**WHAT NEEDS TO BE DONE:**
Find every line of the listing below where "American" appears, and copy it.

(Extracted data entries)
========================

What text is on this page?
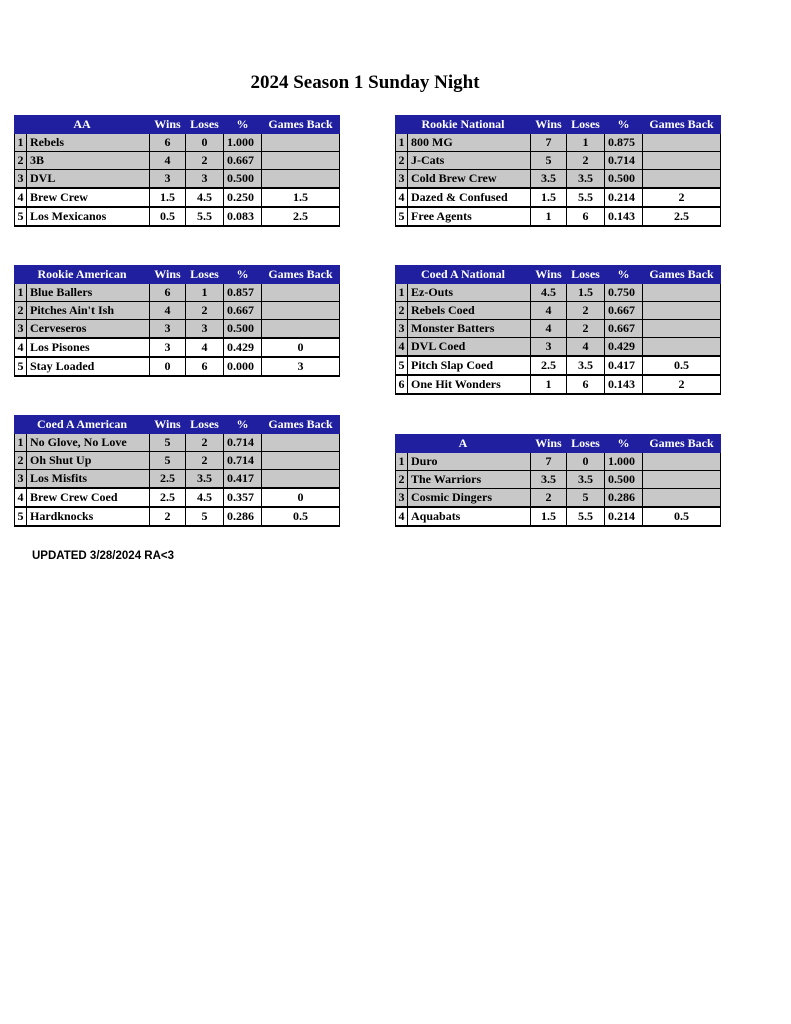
2024 Season 1 Sunday Night
AA		Wins	Loses	%	Games Back
1	Rebels	6	0	1.000	
2	3B	4	2	0.667	
3	DVL	3	3	0.500	
4	Brew Crew	1.5	4.5	0.250	1.5
5	Los Mexicanos	0.5	5.5	0.083	2.5
Rookie National		Wins	Loses	%	Games Back
1	800 MG	7	1	0.875	
2	J-Cats	5	2	0.714	
3	Cold Brew Crew	3.5	3.5	0.500	
4	Dazed & Confused	1.5	5.5	0.214	2
5	Free Agents	1	6	0.143	2.5
Rookie American		Wins	Loses	%	Games Back
1	Blue Ballers	6	1	0.857	
2	Pitches Ain't Ish	4	2	0.667	
3	Cerveseros	3	3	0.500	
4	Los Pisones	3	4	0.429	0
5	Stay Loaded	0	6	0.000	3
Coed A National		Wins	Loses	%	Games Back
1	Ez-Outs	4.5	1.5	0.750	
2	Rebels Coed	4	2	0.667	
3	Monster Batters	4	2	0.667	
4	DVL Coed	3	4	0.429	
5	Pitch Slap Coed	2.5	3.5	0.417	0.5
6	One Hit Wonders	1	6	0.143	2
Coed A American		Wins	Loses	%	Games Back
1	No Glove, No Love	5	2	0.714	
2	Oh Shut Up	5	2	0.714	
3	Los Misfits	2.5	3.5	0.417	
4	Brew Crew Coed	2.5	4.5	0.357	0
5	Hardknocks	2	5	0.286	0.5
A		Wins	Loses	%	Games Back
1	Duro	7	0	1.000	
2	The Warriors	3.5	3.5	0.500	
3	Cosmic Dingers	2	5	0.286	
4	Aquabats	1.5	5.5	0.214	0.5
UPDATED 3/28/2024 RA<3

========================

**OUTPUT BELOW:**
Rookie American		Wins	Loses	%	Games Back
Coed A American		Wins	Loses	%	Games Back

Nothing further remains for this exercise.